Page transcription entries
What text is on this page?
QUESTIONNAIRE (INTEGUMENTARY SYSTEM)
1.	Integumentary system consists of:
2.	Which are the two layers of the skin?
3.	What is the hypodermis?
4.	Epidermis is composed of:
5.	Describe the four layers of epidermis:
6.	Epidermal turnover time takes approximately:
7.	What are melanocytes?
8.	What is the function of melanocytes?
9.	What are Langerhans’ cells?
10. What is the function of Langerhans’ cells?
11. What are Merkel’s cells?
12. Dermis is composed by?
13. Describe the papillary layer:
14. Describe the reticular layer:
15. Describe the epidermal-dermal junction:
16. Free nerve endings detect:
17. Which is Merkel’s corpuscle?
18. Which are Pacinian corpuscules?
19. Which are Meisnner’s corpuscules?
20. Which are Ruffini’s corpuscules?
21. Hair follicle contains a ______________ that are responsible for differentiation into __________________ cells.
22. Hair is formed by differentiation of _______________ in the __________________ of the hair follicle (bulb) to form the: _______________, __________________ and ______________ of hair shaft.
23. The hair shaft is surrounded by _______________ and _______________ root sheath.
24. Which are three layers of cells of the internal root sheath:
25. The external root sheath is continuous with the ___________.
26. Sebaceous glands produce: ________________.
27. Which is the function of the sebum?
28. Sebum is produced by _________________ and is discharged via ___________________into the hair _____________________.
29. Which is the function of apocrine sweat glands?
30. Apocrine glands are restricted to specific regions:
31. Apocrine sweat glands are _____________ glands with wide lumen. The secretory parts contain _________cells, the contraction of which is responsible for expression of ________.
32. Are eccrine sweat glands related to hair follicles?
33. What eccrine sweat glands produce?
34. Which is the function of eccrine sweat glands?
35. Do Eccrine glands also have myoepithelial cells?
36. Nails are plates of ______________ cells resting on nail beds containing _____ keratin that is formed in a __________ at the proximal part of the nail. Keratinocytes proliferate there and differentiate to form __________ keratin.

- ACTIVITY -
Exactly and without omission, set down every entry.

- WRITTEN SOLUTION -
What text is on this page?
QUESTIONNAIRE (INTEGUMENTARY SYSTEM)
1.	Integumentary system consists of:
2.	Which are the two layers of the skin?
3.	What is the hypodermis?
4.	Epidermis is composed of:
5.	Describe the four layers of epidermis:
6.	Epidermal turnover time takes approximately:
7.	What are melanocytes?
8.	What is the function of melanocytes?
9.	What are Langerhans’ cells?
10. What is the function of Langerhans’ cells?
11. What are Merkel’s cells?
12. Dermis is composed by?
13. Describe the papillary layer:
14. Describe the reticular layer:
15. Describe the epidermal-dermal junction:
16. Free nerve endings detect:
17. Which is Merkel’s corpuscle?
18. Which are Pacinian corpuscules?
19. Which are Meisnner’s corpuscules?
20. Which are Ruffini’s corpuscules?
21. Hair follicle contains a ______________ that are responsible for differentiation into __________________ cells.
22. Hair is formed by differentiation of _______________ in the __________________ of the hair follicle (bulb) to form the: _______________, __________________ and ______________ of hair shaft.
23. The hair shaft is surrounded by _______________ and _______________ root sheath.
24. Which are three layers of cells of the internal root sheath:
25. The external root sheath is continuous with the ___________.
26. Sebaceous glands produce: ________________.
27. Which is the function of the sebum?
28. Sebum is produced by _________________ and is discharged via ___________________into the hair _____________________.
29. Which is the function of apocrine sweat glands?
30. Apocrine glands are restricted to specific regions:
31. Apocrine sweat glands are _____________ glands with wide lumen. The secretory parts contain _________cells, the contraction of which is responsible for expression of ________.
32. Are eccrine sweat glands related to hair follicles?
33. What eccrine sweat glands produce?
34. Which is the function of eccrine sweat glands?
35. Do Eccrine glands also have myoepithelial cells?
36. Nails are plates of ______________ cells resting on nail beds containing _____ keratin that is formed in a __________ at the proximal part of the nail. Keratinocytes proliferate there and differentiate to form __________ keratin.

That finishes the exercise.